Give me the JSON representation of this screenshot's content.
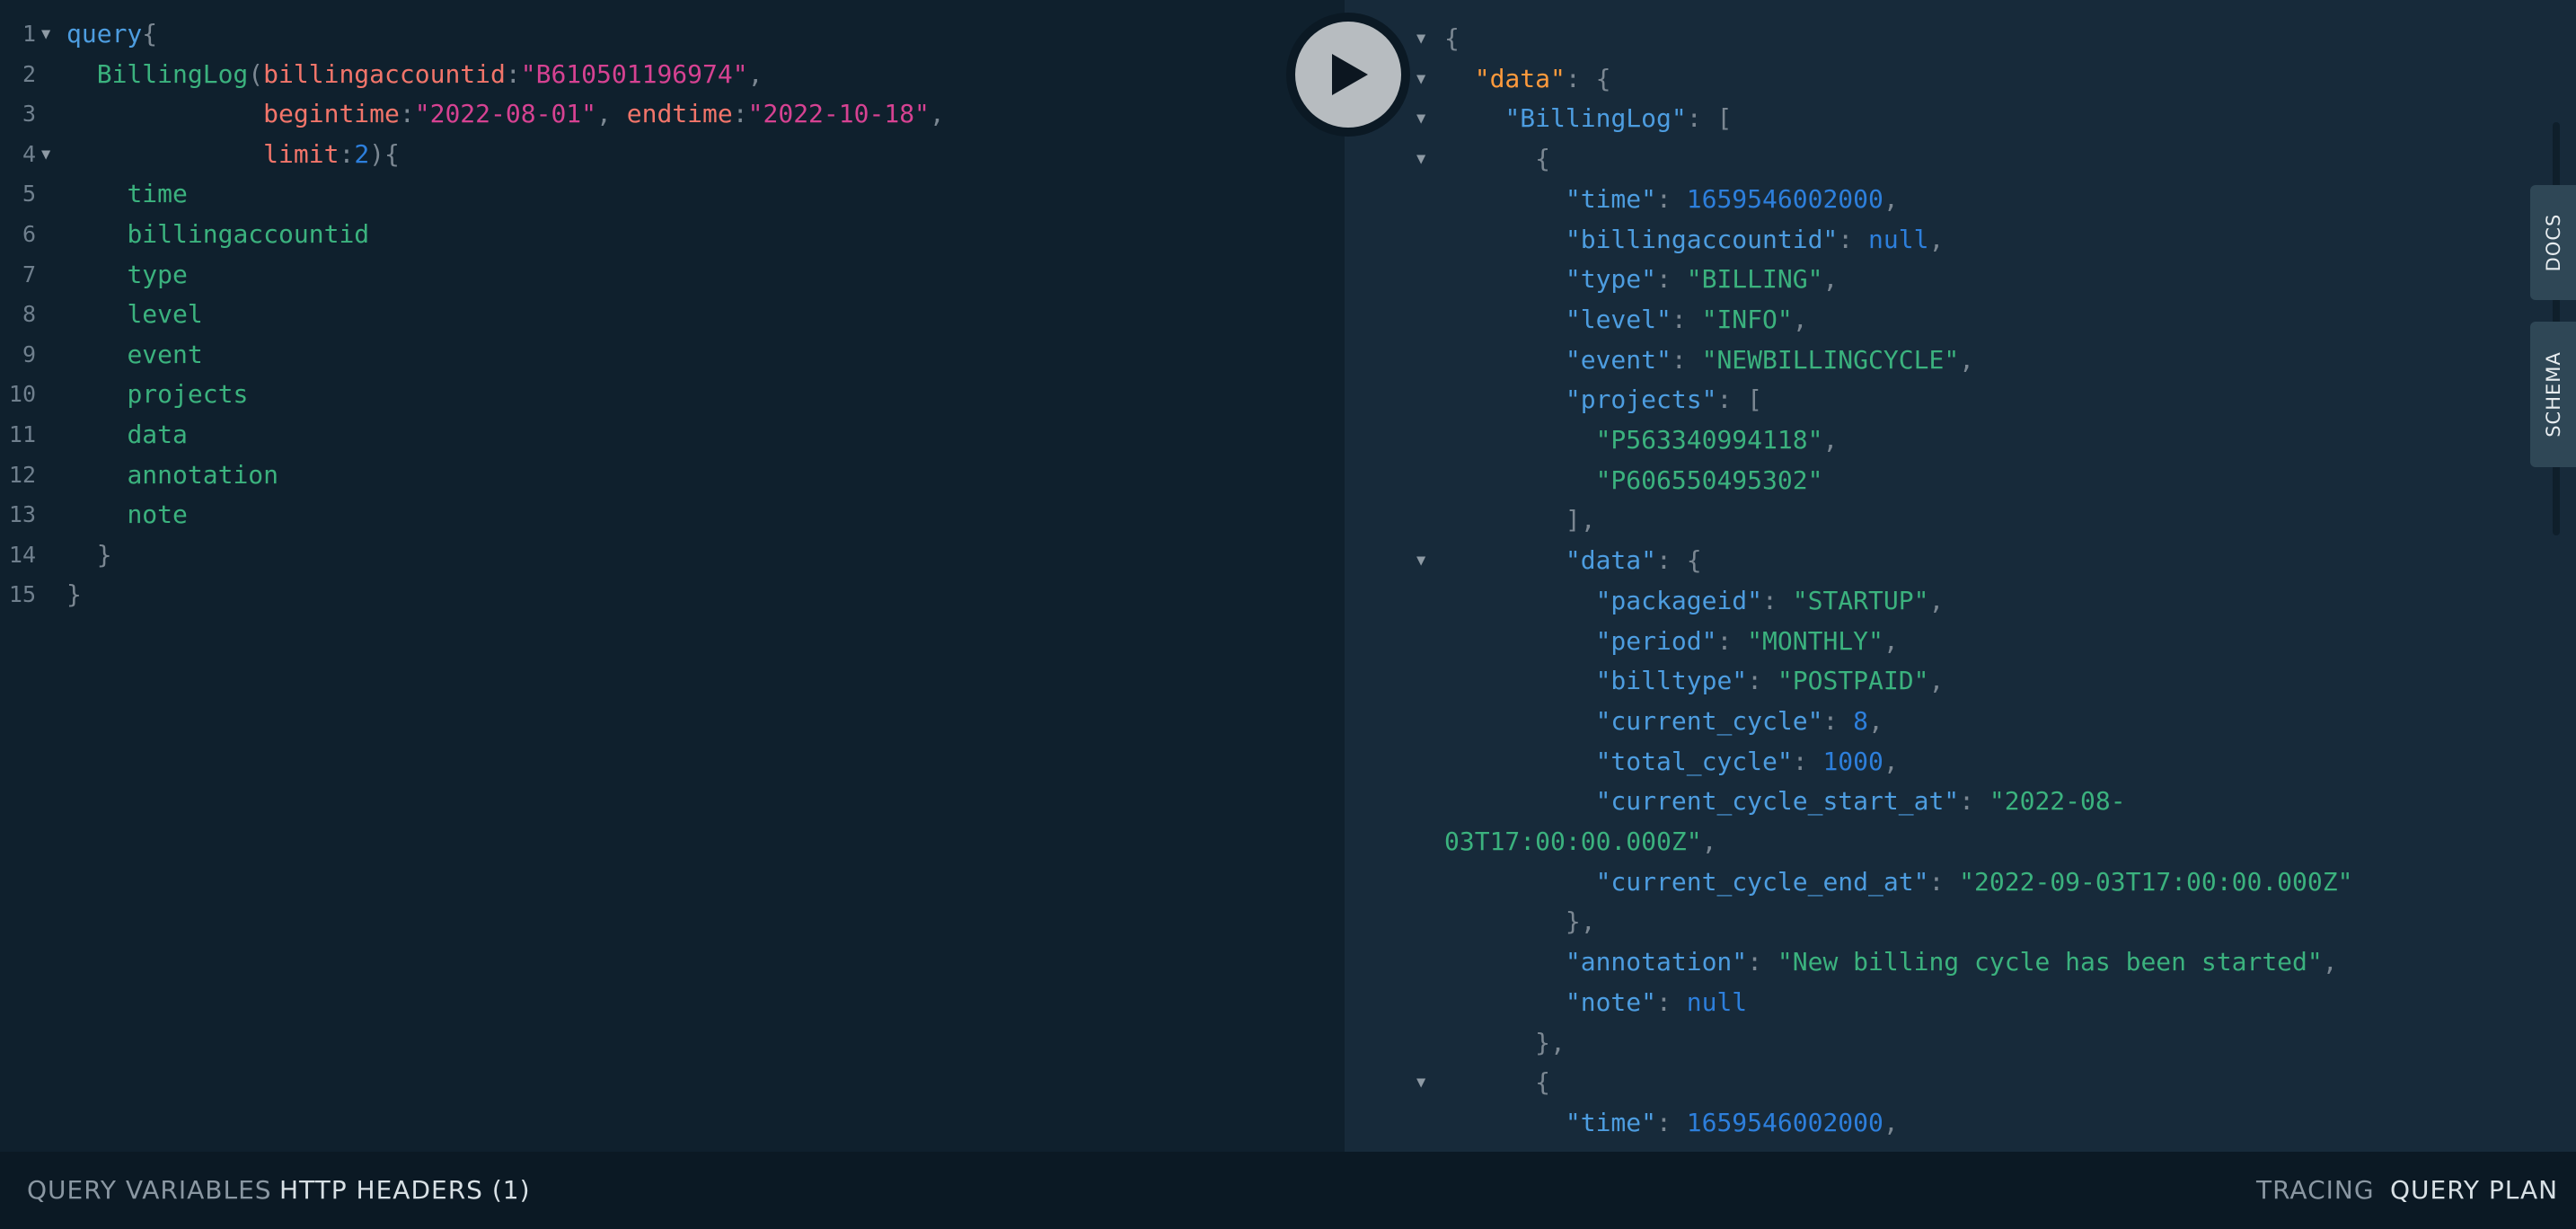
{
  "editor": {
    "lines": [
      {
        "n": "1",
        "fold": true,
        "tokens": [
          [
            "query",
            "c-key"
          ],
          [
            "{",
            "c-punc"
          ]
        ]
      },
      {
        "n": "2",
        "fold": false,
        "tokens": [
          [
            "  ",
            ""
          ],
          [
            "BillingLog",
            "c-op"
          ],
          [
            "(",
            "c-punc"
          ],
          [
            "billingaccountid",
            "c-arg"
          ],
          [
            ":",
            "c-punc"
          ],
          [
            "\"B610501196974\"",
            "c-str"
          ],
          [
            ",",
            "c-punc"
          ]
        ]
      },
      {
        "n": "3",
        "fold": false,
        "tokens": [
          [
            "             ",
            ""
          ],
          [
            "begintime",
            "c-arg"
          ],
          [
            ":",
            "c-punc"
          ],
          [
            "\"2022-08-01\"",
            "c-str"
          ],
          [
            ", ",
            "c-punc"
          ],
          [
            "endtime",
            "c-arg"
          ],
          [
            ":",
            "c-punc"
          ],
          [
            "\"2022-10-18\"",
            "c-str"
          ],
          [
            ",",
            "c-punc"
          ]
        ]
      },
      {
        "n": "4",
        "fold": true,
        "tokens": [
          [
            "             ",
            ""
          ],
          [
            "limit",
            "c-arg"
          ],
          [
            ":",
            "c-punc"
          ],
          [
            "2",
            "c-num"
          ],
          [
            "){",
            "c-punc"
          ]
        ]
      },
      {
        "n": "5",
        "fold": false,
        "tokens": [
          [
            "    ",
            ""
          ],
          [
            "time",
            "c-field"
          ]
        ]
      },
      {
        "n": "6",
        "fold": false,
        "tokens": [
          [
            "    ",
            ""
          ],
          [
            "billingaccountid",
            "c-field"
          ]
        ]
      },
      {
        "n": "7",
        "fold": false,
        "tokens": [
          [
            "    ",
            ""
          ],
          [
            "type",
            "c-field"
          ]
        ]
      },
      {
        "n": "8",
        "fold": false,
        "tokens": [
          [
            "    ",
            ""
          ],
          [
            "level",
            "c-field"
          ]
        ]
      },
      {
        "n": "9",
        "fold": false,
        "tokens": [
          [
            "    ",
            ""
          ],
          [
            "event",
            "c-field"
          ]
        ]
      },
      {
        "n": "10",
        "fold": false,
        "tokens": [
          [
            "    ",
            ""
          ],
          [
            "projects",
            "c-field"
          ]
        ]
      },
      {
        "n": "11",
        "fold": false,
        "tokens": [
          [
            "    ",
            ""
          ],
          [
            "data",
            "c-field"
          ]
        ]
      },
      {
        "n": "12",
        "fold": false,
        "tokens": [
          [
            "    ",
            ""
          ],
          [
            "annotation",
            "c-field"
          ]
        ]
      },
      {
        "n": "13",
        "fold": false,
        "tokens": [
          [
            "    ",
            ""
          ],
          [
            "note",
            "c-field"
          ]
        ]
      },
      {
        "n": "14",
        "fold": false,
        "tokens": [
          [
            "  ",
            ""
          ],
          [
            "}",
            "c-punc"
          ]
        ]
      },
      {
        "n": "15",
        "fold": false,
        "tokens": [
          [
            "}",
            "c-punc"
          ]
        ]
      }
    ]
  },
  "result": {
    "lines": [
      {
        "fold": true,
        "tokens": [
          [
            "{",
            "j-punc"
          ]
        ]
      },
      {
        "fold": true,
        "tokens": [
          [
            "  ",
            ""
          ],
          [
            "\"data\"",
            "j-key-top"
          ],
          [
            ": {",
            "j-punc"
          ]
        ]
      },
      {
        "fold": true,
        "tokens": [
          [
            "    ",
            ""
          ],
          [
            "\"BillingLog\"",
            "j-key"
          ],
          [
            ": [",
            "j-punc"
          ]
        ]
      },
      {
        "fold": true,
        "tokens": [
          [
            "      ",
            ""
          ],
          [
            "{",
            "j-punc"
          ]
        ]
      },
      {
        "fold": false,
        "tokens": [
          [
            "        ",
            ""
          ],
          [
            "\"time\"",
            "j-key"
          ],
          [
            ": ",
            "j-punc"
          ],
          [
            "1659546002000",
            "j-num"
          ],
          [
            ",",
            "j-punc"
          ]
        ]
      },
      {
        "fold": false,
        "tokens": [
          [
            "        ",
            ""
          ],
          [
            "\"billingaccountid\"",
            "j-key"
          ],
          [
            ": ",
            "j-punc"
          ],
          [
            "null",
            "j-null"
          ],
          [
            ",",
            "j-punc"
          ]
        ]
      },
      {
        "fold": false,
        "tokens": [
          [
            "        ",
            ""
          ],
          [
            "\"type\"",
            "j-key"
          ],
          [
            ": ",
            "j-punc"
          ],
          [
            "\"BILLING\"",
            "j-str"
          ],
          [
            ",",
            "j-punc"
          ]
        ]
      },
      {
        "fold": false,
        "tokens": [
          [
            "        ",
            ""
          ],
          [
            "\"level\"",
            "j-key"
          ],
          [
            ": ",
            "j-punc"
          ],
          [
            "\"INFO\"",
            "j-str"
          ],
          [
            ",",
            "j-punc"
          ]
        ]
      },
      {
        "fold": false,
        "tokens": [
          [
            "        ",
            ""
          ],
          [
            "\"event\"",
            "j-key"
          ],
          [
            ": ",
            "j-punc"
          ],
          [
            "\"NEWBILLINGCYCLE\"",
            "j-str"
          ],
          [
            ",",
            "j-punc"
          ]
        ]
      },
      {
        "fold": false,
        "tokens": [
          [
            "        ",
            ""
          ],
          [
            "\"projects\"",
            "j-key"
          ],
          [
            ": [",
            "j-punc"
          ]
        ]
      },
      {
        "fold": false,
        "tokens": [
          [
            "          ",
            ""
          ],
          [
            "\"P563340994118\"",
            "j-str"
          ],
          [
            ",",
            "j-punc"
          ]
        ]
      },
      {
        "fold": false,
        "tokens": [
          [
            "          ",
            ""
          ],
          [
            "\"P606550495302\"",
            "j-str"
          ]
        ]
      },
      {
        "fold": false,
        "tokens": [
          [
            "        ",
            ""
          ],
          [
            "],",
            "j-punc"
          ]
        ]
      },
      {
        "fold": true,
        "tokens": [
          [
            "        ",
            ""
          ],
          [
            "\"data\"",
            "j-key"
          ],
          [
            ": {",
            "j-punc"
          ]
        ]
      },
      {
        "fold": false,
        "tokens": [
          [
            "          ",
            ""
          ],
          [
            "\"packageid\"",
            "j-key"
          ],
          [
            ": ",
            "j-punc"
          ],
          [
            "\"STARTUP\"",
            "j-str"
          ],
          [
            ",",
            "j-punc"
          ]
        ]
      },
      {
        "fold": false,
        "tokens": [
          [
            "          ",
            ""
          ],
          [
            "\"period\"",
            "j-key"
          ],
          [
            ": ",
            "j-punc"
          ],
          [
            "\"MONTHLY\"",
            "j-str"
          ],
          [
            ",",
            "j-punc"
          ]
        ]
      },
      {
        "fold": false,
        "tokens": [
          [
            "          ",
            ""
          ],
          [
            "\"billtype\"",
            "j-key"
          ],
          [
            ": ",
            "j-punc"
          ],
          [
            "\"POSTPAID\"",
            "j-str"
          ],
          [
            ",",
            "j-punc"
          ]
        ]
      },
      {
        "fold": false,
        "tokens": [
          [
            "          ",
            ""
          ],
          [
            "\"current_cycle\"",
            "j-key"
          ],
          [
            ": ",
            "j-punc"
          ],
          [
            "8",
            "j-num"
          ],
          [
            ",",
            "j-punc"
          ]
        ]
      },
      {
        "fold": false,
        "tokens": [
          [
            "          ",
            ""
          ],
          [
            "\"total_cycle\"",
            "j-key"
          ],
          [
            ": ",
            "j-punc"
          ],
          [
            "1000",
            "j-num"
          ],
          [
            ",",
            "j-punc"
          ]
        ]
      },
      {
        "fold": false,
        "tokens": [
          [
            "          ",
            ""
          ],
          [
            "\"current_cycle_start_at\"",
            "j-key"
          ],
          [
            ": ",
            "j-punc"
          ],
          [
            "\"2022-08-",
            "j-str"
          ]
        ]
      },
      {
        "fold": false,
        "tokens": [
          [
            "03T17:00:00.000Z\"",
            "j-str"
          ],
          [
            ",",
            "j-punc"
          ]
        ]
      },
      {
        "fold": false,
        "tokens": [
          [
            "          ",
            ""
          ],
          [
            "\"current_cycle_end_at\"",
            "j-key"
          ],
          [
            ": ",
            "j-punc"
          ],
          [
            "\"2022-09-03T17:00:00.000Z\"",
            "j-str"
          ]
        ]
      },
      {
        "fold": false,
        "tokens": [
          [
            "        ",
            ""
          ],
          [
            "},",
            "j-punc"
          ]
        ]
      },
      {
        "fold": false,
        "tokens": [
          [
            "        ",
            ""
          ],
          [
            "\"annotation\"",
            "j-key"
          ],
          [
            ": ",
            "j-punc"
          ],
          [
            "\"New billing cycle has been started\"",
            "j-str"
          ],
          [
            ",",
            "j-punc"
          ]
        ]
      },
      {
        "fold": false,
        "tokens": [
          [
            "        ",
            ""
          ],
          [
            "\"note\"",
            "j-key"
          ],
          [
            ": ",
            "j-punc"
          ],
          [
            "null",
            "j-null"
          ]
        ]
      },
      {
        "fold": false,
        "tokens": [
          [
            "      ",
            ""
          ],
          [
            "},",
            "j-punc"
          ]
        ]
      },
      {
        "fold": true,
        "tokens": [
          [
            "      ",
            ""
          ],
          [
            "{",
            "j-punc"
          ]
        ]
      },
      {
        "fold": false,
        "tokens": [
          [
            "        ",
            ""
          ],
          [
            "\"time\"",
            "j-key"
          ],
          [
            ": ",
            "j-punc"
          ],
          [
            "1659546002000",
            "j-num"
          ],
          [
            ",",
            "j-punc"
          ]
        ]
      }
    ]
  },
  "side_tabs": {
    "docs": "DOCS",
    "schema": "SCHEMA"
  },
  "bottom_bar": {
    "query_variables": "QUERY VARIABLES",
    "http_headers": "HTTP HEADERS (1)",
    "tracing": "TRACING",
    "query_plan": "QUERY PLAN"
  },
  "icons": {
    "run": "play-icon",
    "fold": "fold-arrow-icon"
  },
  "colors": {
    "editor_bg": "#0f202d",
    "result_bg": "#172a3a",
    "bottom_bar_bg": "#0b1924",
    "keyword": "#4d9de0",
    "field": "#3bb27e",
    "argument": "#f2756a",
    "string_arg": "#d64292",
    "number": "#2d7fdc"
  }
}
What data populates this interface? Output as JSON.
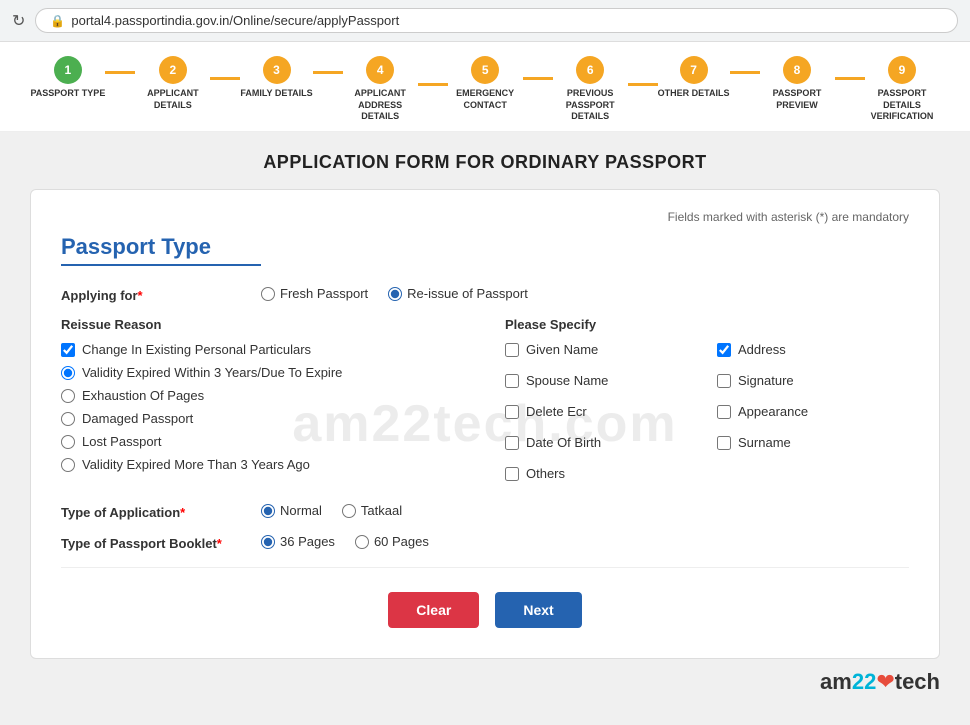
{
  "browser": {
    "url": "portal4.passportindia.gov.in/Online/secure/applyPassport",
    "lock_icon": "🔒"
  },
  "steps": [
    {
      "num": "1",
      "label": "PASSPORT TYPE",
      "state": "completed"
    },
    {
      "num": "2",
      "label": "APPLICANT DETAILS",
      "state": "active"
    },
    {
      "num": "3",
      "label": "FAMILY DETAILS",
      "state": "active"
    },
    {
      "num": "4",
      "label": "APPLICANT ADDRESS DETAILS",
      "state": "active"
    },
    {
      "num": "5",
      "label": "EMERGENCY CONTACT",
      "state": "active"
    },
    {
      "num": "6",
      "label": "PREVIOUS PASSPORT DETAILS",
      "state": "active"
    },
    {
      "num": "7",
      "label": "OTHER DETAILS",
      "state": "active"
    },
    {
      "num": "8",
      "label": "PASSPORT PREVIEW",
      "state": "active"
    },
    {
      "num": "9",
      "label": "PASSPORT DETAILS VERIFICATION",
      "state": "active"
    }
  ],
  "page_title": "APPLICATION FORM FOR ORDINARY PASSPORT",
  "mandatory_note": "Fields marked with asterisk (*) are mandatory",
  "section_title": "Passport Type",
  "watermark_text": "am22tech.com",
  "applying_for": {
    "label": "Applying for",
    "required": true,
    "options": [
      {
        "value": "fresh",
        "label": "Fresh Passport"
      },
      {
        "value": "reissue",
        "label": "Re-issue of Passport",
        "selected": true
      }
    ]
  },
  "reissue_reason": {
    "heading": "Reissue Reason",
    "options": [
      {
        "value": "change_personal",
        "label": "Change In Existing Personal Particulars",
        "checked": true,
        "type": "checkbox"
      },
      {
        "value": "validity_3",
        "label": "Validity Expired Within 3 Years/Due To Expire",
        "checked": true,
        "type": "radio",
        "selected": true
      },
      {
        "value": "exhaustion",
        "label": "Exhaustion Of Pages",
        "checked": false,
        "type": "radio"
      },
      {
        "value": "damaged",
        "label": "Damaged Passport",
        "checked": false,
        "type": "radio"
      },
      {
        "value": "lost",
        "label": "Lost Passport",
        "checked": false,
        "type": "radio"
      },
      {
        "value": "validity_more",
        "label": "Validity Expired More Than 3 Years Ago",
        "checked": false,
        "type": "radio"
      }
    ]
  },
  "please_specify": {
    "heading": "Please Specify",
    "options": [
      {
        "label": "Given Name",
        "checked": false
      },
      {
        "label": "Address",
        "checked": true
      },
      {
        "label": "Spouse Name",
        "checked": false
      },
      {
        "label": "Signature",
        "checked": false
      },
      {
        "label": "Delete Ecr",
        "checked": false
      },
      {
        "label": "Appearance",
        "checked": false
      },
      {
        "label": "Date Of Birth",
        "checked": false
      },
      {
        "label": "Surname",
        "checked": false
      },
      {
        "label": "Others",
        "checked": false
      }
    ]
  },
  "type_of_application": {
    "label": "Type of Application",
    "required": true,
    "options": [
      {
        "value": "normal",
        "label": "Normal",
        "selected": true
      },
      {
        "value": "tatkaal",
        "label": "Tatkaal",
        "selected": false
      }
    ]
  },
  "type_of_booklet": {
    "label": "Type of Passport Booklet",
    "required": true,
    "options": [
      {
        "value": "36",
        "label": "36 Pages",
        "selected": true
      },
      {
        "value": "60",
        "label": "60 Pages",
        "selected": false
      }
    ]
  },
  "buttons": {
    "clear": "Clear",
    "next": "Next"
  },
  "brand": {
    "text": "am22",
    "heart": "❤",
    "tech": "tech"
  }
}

────

= Task statement =
Scan the records above for the string "Pages", then select every line that holds it.

= The output =
        "label": "Exhaustion Of Pages",
        "label": "36 Pages",
        "label": "60 Pages",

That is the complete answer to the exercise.